[Data records]
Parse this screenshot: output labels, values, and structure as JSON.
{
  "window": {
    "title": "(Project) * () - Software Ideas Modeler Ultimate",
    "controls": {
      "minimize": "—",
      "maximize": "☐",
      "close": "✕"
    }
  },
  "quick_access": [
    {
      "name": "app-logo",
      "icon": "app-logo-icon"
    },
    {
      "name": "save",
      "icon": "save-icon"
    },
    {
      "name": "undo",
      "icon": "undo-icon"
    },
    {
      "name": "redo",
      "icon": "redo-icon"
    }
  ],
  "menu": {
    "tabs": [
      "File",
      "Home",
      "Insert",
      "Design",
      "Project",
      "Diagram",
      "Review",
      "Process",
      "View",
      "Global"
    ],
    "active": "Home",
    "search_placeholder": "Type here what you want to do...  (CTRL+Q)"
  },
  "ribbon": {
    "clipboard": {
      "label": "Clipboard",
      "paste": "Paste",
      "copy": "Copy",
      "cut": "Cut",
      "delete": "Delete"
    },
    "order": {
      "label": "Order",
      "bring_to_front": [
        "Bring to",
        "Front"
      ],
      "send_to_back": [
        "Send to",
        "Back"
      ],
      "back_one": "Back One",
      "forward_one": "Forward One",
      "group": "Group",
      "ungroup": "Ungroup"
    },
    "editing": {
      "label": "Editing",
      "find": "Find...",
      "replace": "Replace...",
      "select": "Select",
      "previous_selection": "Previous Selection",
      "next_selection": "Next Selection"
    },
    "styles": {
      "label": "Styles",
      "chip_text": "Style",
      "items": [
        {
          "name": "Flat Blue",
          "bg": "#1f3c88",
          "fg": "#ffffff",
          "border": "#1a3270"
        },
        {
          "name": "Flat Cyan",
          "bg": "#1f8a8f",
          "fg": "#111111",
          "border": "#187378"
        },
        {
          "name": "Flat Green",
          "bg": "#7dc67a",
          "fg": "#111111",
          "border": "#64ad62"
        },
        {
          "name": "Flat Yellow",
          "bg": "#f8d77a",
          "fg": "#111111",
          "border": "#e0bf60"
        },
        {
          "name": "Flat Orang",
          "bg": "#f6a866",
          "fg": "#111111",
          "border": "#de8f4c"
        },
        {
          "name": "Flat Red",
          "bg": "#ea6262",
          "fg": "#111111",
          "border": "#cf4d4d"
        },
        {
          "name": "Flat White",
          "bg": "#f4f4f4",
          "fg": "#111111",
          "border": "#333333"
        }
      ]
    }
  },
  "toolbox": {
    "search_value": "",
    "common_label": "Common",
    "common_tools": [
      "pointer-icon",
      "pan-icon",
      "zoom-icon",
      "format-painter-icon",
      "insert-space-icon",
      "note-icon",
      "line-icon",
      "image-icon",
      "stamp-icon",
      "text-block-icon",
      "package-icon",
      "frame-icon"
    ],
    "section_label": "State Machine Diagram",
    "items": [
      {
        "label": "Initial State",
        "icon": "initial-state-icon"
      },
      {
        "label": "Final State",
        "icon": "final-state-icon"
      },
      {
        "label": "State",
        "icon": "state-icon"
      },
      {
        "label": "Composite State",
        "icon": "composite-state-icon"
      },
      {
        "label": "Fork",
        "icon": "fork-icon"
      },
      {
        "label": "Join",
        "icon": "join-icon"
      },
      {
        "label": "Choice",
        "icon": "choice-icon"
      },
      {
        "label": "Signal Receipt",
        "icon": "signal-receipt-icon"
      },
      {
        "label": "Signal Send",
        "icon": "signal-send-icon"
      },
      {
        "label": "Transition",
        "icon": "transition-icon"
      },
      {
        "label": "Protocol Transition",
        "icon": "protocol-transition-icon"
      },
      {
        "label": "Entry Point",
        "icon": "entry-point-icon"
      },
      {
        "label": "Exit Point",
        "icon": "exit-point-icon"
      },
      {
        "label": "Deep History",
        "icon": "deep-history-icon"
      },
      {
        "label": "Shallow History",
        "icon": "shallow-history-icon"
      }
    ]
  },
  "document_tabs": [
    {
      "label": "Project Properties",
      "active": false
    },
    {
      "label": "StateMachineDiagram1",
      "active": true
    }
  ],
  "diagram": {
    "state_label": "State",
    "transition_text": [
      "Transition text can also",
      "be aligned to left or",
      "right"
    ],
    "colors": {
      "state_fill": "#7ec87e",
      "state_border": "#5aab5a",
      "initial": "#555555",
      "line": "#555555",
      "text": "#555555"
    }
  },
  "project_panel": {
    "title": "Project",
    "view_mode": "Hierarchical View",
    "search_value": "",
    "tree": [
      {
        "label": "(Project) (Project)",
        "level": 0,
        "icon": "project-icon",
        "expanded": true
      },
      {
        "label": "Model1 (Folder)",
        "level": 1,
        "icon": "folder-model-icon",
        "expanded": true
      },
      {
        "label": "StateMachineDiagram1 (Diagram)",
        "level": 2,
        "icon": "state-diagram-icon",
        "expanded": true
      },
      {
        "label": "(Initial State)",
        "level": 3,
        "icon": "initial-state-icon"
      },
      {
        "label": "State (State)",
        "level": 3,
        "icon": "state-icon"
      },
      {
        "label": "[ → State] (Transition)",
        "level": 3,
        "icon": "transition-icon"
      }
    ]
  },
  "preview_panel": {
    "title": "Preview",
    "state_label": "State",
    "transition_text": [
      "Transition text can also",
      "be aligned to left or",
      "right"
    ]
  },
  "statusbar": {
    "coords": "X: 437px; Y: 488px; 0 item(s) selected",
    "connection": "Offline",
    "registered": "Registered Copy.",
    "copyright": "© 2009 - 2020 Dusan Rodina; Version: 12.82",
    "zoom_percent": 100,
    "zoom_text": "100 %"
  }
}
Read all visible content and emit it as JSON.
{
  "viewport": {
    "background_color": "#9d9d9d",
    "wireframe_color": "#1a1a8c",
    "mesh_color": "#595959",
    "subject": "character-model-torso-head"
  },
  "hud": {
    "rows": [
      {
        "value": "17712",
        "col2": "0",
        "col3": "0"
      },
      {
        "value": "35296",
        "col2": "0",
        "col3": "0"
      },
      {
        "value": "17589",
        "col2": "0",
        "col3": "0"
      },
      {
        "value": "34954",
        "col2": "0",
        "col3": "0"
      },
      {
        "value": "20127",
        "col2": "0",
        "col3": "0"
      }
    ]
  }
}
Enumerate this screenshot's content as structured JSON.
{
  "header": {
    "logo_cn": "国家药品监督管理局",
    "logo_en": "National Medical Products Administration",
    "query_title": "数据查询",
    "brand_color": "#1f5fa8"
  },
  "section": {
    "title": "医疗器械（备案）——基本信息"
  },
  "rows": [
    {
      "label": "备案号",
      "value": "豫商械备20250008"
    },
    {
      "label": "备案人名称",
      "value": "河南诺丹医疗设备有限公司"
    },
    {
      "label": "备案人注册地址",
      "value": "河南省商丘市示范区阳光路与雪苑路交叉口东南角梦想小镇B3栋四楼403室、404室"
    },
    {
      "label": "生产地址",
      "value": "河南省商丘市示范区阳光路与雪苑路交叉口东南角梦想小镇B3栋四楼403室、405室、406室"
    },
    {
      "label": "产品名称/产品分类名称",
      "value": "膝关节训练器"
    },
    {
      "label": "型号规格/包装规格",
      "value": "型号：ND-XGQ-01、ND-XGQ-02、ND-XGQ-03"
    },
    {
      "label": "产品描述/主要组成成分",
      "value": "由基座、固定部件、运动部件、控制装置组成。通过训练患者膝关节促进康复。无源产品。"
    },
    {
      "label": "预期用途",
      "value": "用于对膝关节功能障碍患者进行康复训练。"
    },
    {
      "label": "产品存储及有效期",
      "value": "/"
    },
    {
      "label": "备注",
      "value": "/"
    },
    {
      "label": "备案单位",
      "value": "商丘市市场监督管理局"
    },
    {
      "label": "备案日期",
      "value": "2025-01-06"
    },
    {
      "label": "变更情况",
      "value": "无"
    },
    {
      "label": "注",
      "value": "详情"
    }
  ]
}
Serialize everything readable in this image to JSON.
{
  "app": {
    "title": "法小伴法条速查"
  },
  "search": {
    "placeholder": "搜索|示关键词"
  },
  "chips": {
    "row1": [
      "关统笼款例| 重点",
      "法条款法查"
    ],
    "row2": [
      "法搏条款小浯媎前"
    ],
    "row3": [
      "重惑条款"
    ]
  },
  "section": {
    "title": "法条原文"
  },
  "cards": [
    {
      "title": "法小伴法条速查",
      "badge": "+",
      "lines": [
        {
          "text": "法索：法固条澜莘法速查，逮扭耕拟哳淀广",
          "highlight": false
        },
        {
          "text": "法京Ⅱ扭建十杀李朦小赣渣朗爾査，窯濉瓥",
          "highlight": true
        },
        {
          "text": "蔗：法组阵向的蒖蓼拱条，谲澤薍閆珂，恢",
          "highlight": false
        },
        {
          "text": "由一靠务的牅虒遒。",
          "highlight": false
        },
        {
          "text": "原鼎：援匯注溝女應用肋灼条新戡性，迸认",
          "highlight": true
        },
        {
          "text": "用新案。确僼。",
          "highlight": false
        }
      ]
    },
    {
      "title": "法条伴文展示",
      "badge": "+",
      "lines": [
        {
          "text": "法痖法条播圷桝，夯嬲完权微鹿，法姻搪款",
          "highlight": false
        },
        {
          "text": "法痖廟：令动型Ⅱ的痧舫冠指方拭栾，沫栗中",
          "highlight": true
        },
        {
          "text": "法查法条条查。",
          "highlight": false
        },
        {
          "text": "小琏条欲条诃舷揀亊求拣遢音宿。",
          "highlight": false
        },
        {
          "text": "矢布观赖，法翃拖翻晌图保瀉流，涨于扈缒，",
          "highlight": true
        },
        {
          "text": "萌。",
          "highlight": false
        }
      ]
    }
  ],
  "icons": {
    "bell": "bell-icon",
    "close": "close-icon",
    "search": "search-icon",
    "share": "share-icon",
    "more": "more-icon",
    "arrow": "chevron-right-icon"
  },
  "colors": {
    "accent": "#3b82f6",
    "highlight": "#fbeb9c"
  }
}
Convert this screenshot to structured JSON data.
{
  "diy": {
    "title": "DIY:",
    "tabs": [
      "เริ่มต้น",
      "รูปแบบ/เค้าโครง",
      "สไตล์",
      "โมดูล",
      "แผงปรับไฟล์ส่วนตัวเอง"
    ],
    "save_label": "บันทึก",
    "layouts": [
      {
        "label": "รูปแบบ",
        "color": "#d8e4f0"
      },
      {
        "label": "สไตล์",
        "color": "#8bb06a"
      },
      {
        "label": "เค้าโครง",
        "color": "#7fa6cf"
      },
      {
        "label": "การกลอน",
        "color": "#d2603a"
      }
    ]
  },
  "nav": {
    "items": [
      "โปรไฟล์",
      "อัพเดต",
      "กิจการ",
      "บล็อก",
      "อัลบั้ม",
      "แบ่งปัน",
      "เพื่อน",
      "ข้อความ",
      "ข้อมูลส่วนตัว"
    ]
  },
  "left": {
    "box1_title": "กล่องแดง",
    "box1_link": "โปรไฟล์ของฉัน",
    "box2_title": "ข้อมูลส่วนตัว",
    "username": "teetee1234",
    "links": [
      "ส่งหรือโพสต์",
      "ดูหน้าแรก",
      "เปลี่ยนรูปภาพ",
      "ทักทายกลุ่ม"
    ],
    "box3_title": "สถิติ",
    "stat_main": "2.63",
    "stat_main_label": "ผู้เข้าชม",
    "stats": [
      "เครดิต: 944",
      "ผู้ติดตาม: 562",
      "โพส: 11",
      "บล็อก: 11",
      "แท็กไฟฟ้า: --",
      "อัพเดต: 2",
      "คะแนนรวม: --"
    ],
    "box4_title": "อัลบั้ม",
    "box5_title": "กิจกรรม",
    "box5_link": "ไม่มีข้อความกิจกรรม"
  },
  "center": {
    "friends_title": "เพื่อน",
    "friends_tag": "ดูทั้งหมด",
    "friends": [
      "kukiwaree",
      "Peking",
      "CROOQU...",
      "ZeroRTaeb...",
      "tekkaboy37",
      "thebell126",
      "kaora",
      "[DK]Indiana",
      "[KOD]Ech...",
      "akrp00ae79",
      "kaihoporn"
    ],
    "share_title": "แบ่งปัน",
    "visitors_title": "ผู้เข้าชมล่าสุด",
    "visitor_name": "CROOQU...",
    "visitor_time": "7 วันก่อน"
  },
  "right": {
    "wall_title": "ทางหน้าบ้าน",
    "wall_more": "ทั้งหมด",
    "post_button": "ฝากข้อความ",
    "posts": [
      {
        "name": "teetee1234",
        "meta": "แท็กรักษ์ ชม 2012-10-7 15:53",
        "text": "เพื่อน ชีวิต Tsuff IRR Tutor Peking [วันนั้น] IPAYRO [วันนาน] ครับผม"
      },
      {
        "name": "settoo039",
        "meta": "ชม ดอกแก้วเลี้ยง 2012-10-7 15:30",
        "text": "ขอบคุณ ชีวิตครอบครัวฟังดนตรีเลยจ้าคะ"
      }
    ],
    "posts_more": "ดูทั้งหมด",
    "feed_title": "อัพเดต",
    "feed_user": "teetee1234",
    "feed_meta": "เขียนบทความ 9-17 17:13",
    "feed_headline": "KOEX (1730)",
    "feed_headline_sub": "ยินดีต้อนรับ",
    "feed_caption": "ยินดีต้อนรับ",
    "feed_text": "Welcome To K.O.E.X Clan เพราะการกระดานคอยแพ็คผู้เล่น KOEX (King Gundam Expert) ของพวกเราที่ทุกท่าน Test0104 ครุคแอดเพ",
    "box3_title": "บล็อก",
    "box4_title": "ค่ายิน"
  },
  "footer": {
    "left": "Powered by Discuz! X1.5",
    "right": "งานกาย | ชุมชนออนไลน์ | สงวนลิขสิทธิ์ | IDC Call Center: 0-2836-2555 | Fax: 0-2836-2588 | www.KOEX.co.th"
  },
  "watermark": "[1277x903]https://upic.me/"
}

EXERCISE BRIEF: Find the word "KOEX" in the entries, and copy every line it shows up in.

SOLUTION TO THE EXERCISE:
    "feed_headline": "KOEX (1730)",
    "feed_text": "Welcome To K.O.E.X Clan เพราะการกระดานคอยแพ็คผู้เล่น KOEX (King Gundam Expert) ของพวกเราที่ทุกท่าน Test0104 ครุคแอดเพ",
    "right": "งานกาย | ชุมชนออนไลน์ | สงวนลิขสิทธิ์ | IDC Call Center: 0-2836-2555 | Fax: 0-2836-2588 | www.KOEX.co.th"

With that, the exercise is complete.